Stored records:
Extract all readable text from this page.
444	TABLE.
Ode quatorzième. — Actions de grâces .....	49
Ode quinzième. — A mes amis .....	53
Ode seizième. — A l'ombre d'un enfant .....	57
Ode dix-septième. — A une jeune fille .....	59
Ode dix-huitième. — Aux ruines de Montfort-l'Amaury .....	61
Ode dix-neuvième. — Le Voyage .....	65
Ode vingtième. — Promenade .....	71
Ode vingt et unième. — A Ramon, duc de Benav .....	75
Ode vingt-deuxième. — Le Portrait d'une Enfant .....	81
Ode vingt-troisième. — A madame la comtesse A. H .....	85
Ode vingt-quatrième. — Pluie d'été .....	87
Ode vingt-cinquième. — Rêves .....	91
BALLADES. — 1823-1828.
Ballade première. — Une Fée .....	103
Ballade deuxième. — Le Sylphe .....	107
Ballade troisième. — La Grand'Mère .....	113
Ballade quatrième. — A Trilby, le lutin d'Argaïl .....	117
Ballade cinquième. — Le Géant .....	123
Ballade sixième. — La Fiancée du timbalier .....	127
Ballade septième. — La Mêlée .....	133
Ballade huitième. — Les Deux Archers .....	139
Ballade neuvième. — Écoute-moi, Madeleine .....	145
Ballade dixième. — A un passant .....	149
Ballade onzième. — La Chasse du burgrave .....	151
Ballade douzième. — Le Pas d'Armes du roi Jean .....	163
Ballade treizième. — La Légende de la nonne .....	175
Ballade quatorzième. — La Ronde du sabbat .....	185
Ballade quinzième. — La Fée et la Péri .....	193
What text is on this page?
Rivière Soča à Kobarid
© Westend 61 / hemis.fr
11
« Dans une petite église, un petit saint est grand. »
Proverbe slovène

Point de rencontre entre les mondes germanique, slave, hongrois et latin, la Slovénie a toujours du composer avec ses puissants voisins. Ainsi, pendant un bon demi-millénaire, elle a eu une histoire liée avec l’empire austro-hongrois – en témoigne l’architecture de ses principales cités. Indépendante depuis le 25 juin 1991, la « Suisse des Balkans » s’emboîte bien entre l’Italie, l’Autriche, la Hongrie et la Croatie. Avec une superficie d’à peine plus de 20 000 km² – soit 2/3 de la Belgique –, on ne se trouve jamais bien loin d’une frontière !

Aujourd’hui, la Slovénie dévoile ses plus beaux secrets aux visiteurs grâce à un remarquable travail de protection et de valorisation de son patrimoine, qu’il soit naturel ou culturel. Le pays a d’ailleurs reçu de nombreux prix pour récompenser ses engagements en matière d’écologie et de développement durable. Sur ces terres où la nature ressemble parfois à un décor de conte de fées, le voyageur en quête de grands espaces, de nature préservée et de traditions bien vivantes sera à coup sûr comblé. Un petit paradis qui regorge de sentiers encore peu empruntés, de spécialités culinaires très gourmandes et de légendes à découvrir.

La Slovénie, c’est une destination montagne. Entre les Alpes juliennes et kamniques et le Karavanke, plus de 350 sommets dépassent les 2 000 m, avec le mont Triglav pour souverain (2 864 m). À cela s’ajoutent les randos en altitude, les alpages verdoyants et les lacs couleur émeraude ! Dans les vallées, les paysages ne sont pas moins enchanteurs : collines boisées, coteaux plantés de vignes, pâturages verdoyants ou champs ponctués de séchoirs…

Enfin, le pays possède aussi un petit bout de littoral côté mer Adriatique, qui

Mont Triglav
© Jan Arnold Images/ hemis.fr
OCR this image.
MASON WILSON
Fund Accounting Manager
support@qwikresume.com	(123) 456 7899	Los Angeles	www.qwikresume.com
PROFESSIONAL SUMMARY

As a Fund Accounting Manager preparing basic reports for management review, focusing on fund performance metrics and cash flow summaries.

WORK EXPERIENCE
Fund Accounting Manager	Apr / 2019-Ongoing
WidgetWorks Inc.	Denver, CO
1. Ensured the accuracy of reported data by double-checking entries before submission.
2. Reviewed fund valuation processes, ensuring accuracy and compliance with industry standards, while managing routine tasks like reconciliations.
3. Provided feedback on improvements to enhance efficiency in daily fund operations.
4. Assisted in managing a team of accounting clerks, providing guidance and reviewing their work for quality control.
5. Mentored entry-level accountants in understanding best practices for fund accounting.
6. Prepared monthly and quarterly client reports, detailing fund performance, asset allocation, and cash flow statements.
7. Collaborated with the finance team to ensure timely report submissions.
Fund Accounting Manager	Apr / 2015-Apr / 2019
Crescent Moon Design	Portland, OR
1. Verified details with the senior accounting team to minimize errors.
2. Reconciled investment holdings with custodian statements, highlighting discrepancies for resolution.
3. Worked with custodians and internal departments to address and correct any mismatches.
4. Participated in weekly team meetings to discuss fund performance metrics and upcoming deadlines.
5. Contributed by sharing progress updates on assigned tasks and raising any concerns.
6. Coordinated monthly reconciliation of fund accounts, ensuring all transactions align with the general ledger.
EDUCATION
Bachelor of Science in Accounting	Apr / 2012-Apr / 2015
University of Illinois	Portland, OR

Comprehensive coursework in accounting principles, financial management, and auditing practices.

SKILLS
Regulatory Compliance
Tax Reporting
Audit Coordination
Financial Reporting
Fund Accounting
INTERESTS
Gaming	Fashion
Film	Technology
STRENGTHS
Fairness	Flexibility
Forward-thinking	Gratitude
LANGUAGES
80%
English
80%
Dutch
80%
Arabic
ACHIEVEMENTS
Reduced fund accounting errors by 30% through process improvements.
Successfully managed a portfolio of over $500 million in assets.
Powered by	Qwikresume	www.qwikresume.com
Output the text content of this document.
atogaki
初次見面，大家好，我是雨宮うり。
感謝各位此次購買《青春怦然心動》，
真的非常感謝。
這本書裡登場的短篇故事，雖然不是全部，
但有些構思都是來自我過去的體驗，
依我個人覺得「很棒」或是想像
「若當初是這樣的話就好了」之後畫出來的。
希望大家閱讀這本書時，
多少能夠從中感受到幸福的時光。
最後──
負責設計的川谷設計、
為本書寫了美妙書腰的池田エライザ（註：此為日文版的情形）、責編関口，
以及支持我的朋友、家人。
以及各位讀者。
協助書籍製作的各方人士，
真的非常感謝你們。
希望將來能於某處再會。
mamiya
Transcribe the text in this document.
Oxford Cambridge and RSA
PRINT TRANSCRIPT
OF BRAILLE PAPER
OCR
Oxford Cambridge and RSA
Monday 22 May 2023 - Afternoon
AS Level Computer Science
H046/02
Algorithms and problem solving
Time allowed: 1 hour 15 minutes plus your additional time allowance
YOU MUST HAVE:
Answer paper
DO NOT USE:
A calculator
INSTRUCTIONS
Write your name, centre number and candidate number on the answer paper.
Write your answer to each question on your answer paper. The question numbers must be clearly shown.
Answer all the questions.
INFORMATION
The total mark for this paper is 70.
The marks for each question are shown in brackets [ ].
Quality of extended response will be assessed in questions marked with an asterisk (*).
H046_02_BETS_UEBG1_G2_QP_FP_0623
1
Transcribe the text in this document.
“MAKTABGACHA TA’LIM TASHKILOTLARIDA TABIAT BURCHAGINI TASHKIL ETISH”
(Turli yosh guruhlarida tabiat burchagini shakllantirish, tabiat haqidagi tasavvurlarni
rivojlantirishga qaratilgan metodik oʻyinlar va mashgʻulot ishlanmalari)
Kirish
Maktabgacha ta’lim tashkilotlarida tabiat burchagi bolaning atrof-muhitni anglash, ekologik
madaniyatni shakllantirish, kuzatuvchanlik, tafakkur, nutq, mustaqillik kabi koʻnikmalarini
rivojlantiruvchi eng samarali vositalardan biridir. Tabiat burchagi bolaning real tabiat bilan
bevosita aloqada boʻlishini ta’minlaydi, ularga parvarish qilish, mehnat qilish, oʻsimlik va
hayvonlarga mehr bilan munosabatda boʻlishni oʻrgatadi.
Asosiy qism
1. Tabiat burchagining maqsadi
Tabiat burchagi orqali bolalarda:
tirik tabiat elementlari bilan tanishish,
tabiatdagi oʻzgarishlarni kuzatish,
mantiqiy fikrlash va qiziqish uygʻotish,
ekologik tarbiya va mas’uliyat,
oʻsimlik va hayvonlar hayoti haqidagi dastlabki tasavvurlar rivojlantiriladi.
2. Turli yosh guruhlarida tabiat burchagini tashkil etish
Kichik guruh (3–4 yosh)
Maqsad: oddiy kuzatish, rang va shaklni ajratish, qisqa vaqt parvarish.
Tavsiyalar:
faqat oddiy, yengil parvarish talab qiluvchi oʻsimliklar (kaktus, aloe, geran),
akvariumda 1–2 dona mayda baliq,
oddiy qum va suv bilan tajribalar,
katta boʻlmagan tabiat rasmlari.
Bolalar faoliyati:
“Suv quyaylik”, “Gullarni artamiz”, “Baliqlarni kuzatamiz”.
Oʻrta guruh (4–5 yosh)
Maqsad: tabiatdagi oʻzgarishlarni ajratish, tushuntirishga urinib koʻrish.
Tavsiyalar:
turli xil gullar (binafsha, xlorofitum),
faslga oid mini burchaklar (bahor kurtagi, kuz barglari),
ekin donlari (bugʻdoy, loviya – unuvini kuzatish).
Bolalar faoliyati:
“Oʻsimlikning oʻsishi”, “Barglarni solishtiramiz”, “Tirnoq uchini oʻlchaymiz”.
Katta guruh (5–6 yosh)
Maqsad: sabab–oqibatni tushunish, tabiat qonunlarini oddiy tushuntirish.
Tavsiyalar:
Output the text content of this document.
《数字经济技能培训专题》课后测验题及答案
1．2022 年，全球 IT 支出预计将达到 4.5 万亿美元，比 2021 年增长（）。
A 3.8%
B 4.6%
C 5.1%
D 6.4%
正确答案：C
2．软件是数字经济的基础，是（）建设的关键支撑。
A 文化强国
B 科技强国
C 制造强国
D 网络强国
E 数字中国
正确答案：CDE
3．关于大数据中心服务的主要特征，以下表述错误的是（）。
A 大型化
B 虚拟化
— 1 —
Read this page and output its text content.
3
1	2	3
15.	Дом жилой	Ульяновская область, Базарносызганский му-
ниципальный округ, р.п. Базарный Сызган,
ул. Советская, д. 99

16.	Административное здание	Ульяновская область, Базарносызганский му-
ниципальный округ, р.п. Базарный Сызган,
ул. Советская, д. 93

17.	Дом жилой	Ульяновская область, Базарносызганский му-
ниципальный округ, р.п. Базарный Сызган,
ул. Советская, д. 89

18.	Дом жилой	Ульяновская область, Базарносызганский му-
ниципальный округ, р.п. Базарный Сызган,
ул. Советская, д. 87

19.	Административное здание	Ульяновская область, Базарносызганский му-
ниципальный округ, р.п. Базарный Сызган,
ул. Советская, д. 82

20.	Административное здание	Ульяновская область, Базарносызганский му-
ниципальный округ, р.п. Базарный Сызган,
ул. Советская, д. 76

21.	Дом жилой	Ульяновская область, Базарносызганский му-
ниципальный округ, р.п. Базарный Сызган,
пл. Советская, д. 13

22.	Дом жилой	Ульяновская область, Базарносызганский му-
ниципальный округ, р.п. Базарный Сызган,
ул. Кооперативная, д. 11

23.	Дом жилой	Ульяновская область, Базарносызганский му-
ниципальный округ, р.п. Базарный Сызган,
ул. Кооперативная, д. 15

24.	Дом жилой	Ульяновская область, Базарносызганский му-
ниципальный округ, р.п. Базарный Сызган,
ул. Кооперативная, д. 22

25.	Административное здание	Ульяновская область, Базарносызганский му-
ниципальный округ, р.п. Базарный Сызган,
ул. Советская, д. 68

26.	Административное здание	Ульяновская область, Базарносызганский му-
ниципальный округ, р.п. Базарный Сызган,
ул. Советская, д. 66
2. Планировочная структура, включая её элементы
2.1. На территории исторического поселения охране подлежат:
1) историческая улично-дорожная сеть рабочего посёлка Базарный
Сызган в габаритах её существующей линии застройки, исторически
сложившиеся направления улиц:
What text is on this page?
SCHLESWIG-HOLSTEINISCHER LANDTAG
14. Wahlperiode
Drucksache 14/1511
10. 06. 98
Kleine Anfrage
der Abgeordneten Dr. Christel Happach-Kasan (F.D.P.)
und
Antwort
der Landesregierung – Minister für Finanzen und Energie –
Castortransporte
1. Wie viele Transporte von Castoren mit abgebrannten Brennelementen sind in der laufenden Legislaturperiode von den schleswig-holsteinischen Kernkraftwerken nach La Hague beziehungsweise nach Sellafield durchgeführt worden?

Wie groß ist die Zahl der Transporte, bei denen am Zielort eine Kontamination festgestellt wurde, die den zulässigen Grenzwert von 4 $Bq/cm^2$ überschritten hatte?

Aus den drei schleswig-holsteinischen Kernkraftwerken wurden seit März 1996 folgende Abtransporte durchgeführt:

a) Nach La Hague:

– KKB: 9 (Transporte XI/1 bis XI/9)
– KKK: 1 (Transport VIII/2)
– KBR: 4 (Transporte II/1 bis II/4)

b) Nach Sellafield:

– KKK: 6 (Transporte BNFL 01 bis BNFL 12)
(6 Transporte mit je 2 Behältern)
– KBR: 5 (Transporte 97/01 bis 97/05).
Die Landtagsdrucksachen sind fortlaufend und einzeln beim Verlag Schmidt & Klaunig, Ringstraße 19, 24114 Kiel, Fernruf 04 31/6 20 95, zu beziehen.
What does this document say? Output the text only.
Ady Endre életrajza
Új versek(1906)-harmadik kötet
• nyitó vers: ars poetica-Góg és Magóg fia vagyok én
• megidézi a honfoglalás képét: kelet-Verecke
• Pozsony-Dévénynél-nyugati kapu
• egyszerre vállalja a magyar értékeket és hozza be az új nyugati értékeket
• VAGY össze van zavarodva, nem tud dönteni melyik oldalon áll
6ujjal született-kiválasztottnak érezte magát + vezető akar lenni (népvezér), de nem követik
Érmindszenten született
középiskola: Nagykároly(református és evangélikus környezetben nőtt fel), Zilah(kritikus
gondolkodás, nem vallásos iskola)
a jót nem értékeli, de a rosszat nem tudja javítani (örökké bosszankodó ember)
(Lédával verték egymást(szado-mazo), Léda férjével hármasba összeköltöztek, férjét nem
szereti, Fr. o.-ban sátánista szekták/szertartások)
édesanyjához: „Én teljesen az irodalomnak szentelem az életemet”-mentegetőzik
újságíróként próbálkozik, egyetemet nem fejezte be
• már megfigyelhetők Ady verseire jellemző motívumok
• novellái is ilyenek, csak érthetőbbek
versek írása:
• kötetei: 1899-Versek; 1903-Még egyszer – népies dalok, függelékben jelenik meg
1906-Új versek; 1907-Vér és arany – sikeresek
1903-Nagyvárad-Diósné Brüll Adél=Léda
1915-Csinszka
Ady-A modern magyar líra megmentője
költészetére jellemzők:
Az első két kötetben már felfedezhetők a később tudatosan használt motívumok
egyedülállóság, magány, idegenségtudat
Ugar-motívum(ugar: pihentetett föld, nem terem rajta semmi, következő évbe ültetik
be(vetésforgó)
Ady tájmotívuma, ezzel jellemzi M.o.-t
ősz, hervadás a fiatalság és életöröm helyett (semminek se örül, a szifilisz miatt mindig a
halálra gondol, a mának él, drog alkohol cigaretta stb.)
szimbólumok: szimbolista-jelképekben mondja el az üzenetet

PROBLEM DESCRIPTION: Find the lines with the string "quatorzième" and reproduce them.

EXERCISE RESPONSE:
Ode quatorzième. — Actions de grâces .....	49
Ballade quatorzième. — La Ronde du sabbat .....	185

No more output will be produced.